*STORED ROWS*
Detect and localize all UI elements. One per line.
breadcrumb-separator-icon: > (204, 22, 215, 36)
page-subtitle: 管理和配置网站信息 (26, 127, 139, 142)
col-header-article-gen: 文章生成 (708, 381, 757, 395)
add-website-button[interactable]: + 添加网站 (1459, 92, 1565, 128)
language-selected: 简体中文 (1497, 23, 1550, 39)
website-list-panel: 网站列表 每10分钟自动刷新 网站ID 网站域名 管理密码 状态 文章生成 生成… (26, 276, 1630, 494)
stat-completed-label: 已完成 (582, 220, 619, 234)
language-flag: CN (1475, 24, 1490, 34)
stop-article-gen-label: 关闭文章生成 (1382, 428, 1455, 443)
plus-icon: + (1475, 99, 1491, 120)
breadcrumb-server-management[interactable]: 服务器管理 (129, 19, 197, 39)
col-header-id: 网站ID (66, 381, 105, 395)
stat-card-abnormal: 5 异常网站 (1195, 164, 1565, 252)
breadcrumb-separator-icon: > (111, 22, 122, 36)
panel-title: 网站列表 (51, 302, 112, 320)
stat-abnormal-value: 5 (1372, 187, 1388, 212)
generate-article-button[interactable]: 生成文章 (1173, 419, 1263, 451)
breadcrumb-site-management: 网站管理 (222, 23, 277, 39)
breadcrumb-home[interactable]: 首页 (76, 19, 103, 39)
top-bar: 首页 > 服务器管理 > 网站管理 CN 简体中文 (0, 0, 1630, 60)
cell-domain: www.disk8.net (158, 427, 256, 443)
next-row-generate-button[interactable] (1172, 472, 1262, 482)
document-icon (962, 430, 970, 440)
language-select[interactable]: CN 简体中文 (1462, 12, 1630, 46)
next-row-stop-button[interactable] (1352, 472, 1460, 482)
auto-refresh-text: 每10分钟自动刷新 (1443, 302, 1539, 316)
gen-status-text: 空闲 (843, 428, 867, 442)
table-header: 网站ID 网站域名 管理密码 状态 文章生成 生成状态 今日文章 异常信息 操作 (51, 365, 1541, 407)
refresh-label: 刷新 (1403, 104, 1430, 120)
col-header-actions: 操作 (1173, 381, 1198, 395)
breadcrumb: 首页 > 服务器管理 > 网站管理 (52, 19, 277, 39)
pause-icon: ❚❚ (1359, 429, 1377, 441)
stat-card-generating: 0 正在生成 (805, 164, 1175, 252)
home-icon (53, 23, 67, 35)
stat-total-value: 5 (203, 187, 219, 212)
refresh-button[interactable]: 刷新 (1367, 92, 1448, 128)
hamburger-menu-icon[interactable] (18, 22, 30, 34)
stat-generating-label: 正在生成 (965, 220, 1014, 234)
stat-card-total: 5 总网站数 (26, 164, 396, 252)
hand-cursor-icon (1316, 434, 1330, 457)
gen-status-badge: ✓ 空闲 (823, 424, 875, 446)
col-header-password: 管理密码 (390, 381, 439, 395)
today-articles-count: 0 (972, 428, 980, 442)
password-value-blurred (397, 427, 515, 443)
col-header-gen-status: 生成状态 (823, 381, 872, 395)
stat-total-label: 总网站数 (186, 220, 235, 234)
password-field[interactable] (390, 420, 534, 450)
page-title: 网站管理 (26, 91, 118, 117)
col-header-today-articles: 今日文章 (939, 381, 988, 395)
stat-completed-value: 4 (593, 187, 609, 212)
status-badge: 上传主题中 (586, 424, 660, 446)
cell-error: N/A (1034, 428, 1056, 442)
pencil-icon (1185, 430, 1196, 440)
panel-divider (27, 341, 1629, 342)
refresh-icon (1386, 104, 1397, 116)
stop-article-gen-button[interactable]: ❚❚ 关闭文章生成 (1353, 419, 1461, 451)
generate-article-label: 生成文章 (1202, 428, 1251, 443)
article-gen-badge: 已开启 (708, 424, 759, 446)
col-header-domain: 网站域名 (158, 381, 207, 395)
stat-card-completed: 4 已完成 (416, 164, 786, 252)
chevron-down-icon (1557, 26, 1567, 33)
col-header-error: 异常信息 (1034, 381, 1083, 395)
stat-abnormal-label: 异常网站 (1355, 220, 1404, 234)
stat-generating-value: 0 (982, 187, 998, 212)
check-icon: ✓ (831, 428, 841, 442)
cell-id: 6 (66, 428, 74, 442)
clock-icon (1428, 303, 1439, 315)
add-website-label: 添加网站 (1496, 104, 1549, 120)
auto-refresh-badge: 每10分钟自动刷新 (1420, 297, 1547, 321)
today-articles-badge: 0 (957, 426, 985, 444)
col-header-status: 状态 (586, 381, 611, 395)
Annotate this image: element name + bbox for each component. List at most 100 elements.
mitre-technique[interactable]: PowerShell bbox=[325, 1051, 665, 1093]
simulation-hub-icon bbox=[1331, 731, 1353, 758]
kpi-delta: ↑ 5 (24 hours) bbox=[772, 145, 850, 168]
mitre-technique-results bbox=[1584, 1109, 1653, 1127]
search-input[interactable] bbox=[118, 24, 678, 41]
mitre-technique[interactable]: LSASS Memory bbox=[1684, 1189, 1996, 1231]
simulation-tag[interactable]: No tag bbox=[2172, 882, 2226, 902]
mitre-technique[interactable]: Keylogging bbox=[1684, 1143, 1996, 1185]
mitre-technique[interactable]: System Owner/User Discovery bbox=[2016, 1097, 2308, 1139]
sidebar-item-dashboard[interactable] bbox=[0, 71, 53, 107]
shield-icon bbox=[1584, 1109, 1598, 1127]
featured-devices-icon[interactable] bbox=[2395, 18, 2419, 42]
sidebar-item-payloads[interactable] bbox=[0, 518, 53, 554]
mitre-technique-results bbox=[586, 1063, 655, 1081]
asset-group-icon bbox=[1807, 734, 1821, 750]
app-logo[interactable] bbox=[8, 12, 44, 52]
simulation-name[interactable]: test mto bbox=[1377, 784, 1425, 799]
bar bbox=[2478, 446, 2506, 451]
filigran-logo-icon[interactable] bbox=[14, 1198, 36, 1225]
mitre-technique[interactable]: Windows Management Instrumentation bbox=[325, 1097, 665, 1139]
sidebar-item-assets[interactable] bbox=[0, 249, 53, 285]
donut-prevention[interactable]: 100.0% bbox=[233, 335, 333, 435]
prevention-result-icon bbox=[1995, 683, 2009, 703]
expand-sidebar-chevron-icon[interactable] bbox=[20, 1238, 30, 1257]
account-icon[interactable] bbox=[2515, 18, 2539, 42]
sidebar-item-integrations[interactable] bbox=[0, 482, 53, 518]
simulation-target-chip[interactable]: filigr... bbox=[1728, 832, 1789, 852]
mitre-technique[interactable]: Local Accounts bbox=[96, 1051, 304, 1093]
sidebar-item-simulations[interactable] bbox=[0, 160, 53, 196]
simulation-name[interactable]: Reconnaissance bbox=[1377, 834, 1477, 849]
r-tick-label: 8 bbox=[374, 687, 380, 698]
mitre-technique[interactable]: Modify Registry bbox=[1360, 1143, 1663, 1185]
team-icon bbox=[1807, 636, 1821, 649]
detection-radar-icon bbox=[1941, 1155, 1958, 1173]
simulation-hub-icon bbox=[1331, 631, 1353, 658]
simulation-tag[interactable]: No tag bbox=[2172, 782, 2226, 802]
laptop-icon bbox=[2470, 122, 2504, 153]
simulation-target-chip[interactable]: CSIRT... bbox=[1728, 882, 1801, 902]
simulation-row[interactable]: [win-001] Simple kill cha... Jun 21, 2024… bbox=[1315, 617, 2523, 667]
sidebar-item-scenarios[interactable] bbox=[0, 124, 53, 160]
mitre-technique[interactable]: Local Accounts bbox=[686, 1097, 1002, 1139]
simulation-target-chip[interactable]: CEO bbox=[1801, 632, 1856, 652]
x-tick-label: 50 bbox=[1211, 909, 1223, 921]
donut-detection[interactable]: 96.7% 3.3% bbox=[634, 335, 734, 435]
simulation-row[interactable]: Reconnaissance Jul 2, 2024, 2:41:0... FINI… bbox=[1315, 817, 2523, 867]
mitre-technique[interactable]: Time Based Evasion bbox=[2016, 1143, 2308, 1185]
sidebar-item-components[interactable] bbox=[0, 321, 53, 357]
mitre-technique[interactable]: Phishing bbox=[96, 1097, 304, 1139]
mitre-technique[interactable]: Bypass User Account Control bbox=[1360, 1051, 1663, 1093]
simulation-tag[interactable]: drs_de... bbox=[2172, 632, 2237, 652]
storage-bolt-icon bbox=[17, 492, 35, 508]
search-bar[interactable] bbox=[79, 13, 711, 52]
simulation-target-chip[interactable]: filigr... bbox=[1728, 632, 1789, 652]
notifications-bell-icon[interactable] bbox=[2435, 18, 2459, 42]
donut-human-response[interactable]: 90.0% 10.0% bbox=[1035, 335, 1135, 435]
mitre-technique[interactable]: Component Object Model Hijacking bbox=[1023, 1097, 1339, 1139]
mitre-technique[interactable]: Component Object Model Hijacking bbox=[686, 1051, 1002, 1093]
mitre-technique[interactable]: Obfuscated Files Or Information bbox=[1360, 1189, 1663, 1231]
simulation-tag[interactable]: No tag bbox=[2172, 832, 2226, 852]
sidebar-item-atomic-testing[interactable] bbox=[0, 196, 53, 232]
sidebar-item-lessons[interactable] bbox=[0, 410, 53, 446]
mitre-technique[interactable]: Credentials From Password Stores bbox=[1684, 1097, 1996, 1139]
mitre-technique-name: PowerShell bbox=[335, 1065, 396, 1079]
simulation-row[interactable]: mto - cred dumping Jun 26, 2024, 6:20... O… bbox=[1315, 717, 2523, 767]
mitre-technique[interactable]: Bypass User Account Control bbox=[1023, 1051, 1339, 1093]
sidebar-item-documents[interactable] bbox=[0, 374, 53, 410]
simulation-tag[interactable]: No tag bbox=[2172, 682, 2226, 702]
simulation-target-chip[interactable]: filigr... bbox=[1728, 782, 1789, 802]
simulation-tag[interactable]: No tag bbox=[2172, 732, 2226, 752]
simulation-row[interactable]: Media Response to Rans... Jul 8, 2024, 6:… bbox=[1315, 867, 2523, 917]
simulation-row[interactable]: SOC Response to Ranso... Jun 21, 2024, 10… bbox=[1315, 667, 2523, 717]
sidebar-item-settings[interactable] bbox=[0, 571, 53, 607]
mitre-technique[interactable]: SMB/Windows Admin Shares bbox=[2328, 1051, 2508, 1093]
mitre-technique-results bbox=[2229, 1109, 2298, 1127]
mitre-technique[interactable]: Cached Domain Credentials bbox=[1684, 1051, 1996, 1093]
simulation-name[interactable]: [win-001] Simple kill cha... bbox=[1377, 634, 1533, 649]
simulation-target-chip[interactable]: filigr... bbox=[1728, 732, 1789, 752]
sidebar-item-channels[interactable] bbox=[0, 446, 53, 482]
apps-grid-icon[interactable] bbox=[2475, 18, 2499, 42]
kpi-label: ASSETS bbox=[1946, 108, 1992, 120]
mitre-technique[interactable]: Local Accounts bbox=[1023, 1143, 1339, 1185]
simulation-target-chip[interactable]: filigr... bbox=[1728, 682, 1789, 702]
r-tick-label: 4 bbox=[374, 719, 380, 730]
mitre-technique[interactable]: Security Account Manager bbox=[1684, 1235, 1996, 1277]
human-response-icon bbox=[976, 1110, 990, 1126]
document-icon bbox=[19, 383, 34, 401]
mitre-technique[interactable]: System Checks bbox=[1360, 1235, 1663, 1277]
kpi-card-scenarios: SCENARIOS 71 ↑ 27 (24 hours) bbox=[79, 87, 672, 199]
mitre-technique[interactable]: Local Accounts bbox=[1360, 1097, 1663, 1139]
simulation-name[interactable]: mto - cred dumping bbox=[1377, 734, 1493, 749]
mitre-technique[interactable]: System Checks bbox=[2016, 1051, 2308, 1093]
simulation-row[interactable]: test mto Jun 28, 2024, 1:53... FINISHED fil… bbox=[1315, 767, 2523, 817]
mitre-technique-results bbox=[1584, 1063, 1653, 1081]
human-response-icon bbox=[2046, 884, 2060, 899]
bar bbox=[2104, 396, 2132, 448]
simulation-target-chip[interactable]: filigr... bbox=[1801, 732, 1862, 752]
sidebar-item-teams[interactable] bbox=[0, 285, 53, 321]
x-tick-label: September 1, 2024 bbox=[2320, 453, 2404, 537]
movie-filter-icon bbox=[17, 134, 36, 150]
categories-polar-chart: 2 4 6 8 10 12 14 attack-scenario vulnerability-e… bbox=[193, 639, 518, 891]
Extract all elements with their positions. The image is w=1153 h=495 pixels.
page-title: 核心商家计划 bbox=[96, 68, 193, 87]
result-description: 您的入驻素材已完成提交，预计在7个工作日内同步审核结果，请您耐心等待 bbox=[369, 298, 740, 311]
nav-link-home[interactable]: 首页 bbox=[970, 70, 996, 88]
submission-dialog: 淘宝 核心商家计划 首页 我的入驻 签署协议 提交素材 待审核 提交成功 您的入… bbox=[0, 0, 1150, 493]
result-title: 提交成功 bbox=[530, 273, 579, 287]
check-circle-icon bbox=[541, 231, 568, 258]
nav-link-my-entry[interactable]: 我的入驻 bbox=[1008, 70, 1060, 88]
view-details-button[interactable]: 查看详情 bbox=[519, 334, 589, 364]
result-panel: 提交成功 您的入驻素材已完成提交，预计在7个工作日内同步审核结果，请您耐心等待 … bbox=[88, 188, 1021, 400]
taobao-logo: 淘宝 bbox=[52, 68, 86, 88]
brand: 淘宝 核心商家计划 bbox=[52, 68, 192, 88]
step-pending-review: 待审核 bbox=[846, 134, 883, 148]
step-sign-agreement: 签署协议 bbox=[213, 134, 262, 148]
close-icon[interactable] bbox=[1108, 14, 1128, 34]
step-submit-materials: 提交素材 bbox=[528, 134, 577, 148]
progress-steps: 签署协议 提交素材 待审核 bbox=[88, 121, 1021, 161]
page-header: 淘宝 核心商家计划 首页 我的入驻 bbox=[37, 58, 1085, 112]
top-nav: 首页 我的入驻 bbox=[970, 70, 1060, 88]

*WHAT YOU ARE ASKED TO DO*
Can you rewrite the items from the start through the line containing "stat-generating-label: 正在生成 (965, 220, 1014, 234)", changing "breadcrumb-separator-icon" to "breadcrumb-arrow-icon" and keeping everything else the same?

*RESPONSE FOR THIS EXERCISE*
Detect and localize all UI elements. One per line.
breadcrumb-arrow-icon: > (204, 22, 215, 36)
page-subtitle: 管理和配置网站信息 (26, 127, 139, 142)
col-header-article-gen: 文章生成 (708, 381, 757, 395)
add-website-button[interactable]: + 添加网站 (1459, 92, 1565, 128)
language-selected: 简体中文 (1497, 23, 1550, 39)
website-list-panel: 网站列表 每10分钟自动刷新 网站ID 网站域名 管理密码 状态 文章生成 生成… (26, 276, 1630, 494)
stat-completed-label: 已完成 (582, 220, 619, 234)
language-flag: CN (1475, 24, 1490, 34)
stop-article-gen-label: 关闭文章生成 (1382, 428, 1455, 443)
plus-icon: + (1475, 99, 1491, 120)
breadcrumb-server-management[interactable]: 服务器管理 (129, 19, 197, 39)
col-header-id: 网站ID (66, 381, 105, 395)
stat-card-abnormal: 5 异常网站 (1195, 164, 1565, 252)
breadcrumb-arrow-icon: > (111, 22, 122, 36)
panel-title: 网站列表 (51, 302, 112, 320)
stat-abnormal-value: 5 (1372, 187, 1388, 212)
generate-article-button[interactable]: 生成文章 (1173, 419, 1263, 451)
breadcrumb-site-management: 网站管理 (222, 23, 277, 39)
breadcrumb-home[interactable]: 首页 (76, 19, 103, 39)
top-bar: 首页 > 服务器管理 > 网站管理 CN 简体中文 (0, 0, 1630, 60)
cell-domain: www.disk8.net (158, 427, 256, 443)
next-row-generate-button[interactable] (1172, 472, 1262, 482)
document-icon (962, 430, 970, 440)
language-select[interactable]: CN 简体中文 (1462, 12, 1630, 46)
next-row-stop-button[interactable] (1352, 472, 1460, 482)
auto-refresh-text: 每10分钟自动刷新 (1443, 302, 1539, 316)
gen-status-text: 空闲 (843, 428, 867, 442)
table-header: 网站ID 网站域名 管理密码 状态 文章生成 生成状态 今日文章 异常信息 操作 (51, 365, 1541, 407)
refresh-label: 刷新 (1403, 104, 1430, 120)
col-header-actions: 操作 (1173, 381, 1198, 395)
breadcrumb: 首页 > 服务器管理 > 网站管理 (52, 19, 277, 39)
pause-icon: ❚❚ (1359, 429, 1377, 441)
stat-card-generating: 0 正在生成 (805, 164, 1175, 252)
home-icon (53, 23, 67, 35)
stat-total-value: 5 (203, 187, 219, 212)
refresh-button[interactable]: 刷新 (1367, 92, 1448, 128)
hamburger-menu-icon[interactable] (18, 22, 30, 34)
stat-generating-label: 正在生成 (965, 220, 1014, 234)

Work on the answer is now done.